Exercise description:
Decide whether each statement agrees with the text about the Facebook group "The Uprising of Women in the Arab World": 1. The group's four founders came from three different countries. 2. Before the photo campaign, the page had attracted 40,000 supporters. 3. Younes said that Arab governments support one another. For each statement, answer yes or no and quote the words from the text that settle it.

Text passage:
┌──
In late 2011 four Arab women, inspired by the success of the Arab Spring demonstrations but horrified by the backlash against the women who had protested side-by-side with men in Egypt, Libya, Tunisia and Syria, decided to start their own Facebook group. They called it “The Uprising of Women in the Arab World.”
Founded by activists Daila Haidar and Yalda Younes from Lebanon, Sally Zohney from Egypt and Farah Barqawi from Palestine, the group calls on men and women from all ethnic, social and religious backgrounds to unite in the face of discrimination “to say no to violence against women, no to their allegiance to men, no to repression and abuse, no to their treatment as second class citizens” and to demand the full application of the Universal Declaration of Human Rights for Arab women as well as men.
Over the past year the women have worked together to construct a wide-reaching and effective virtual uprising, continually evolving new strategies to reach out to like-minded activists regionally and internationally and to create a community of supporters with numbers large enough to ensure real influence.
“The initial aim of the page was to get to the point where we can create synchronized events,” explained Younes, “because the most incredible thing about the Arab Spring is not only the fall of the dictators but it’s this global solidarity created between the citizens, which doesn’t exist at all at a state level. The governments never support each other — the Arab League is a joke.”
Fifteen months after founding the group, the organizers have reached the point where they are ready to make the virtual uprising physical, thanks to a photo campaign launched last October. The organizers asked members of the group to post photos of themselves holding a sign explaining why they support the women’s uprising. Until that point the page had attracted 20,000 supporters over the course of a year. Within two weeks of the photo campaign’s launch that number had doubled and over the last four months it has continued to steadily rise, with the total number of supporters currently standing at just under 100,000.
└──
Stored entries:
┌──
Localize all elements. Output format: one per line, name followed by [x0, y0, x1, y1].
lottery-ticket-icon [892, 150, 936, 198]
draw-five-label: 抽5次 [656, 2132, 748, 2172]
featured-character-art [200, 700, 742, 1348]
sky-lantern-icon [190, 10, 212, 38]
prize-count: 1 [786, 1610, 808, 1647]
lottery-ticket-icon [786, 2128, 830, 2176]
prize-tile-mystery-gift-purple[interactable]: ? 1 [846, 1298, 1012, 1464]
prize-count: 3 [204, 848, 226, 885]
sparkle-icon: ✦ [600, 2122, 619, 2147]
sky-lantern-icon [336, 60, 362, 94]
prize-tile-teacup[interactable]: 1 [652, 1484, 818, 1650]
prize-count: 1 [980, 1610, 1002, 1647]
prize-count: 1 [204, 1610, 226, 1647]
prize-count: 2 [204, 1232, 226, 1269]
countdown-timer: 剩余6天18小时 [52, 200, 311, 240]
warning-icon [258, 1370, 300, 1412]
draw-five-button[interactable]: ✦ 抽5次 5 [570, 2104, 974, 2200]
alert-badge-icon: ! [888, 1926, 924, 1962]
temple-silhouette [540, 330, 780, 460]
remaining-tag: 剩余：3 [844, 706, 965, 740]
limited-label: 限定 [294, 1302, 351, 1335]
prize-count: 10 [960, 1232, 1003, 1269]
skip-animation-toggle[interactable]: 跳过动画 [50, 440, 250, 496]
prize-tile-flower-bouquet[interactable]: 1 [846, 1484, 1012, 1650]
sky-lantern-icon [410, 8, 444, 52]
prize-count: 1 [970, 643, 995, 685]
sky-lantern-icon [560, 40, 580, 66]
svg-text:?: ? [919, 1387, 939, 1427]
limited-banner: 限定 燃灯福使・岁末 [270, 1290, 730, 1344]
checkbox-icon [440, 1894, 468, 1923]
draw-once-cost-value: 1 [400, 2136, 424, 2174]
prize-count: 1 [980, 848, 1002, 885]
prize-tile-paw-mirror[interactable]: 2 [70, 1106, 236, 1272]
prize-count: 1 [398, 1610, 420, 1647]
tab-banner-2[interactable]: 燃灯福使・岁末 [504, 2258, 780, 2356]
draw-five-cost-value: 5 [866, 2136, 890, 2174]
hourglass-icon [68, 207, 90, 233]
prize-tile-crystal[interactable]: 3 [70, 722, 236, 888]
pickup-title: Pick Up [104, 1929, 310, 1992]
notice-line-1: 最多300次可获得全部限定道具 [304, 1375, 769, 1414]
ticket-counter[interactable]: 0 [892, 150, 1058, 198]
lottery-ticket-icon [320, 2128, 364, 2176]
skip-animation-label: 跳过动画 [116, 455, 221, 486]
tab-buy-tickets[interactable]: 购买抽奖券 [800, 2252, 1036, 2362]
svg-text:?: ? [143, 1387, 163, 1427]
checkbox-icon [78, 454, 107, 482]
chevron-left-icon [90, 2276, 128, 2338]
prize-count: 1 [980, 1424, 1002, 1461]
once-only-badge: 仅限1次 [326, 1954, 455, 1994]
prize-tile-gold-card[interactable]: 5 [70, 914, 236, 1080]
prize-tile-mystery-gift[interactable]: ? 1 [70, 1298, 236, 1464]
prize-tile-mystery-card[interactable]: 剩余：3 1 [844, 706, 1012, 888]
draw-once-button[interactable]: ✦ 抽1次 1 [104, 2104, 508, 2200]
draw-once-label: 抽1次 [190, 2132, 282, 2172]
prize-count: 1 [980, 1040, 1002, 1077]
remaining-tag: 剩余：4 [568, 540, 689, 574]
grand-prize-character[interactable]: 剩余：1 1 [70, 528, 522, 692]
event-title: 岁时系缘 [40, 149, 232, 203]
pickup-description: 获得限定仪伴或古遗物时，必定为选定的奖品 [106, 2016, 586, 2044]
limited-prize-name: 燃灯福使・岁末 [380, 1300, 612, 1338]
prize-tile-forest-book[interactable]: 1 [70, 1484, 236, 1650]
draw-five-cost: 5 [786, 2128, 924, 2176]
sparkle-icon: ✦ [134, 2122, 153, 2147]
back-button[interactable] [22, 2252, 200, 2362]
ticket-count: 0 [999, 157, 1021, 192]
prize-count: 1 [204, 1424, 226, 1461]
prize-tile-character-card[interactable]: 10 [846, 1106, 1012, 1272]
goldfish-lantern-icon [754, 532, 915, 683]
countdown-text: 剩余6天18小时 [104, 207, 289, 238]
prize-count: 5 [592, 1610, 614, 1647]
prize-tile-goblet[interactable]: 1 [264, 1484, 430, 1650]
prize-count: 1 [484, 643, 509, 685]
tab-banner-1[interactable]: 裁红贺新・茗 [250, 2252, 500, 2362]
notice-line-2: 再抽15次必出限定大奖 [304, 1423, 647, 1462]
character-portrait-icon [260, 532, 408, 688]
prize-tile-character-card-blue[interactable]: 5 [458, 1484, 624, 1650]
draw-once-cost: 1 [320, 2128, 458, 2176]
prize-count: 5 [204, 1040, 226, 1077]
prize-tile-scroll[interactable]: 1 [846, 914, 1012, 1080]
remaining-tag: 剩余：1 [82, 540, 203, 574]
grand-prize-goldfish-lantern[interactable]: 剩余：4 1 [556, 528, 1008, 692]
└──
Task solution:
1. Yes: "Founded by activists Daila Haidar and Yalda Younes from Lebanon, Sally Zohney from Egypt and Farah Barqawi from Palestine"
2. No: "Until that point the page had attracted 20,000 supporters over the course of a year."
3. No: "The governments never support each other"